- What is being asked
Emit the entire listing verbatim.

Figure contents as structured data:
-=-=-=-=-

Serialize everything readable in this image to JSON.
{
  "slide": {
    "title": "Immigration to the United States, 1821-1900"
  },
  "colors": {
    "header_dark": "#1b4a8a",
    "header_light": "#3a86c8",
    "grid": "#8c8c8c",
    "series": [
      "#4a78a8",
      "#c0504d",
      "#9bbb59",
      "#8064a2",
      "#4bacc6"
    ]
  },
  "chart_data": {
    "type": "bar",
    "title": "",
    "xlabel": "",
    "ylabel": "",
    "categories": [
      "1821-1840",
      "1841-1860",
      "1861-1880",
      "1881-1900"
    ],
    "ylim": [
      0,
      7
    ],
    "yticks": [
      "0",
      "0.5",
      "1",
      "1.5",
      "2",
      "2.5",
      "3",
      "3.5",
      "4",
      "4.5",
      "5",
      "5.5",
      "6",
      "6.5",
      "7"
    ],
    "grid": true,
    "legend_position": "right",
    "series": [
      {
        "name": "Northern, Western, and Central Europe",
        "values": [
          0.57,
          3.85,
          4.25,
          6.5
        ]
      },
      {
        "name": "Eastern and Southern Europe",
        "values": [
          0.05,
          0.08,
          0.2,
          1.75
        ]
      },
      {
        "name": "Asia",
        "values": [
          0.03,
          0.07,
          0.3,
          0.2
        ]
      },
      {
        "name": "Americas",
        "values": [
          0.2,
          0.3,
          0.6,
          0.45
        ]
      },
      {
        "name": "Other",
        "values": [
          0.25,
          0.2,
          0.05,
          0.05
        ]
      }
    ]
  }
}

-=-=-=-=-

- Worked answer
Serialize everything readable in this image to JSON.
{
  "slide": {
    "title": "Immigration to the United States, 1821-1900"
  },
  "colors": {
    "header_dark": "#1b4a8a",
    "header_light": "#3a86c8",
    "grid": "#8c8c8c",
    "series": [
      "#4a78a8",
      "#c0504d",
      "#9bbb59",
      "#8064a2",
      "#4bacc6"
    ]
  },
  "chart_data": {
    "type": "bar",
    "title": "",
    "xlabel": "",
    "ylabel": "",
    "categories": [
      "1821-1840",
      "1841-1860",
      "1861-1880",
      "1881-1900"
    ],
    "ylim": [
      0,
      7
    ],
    "yticks": [
      "0",
      "0.5",
      "1",
      "1.5",
      "2",
      "2.5",
      "3",
      "3.5",
      "4",
      "4.5",
      "5",
      "5.5",
      "6",
      "6.5",
      "7"
    ],
    "grid": true,
    "legend_position": "right",
    "series": [
      {
        "name": "Northern, Western, and Central Europe",
        "values": [
          0.57,
          3.85,
          4.25,
          6.5
        ]
      },
      {
        "name": "Eastern and Southern Europe",
        "values": [
          0.05,
          0.08,
          0.2,
          1.75
        ]
      },
      {
        "name": "Asia",
        "values": [
          0.03,
          0.07,
          0.3,
          0.2
        ]
      },
      {
        "name": "Americas",
        "values": [
          0.2,
          0.3,
          0.6,
          0.45
        ]
      },
      {
        "name": "Other",
        "values": [
          0.25,
          0.2,
          0.05,
          0.05
        ]
      }
    ]
  }
}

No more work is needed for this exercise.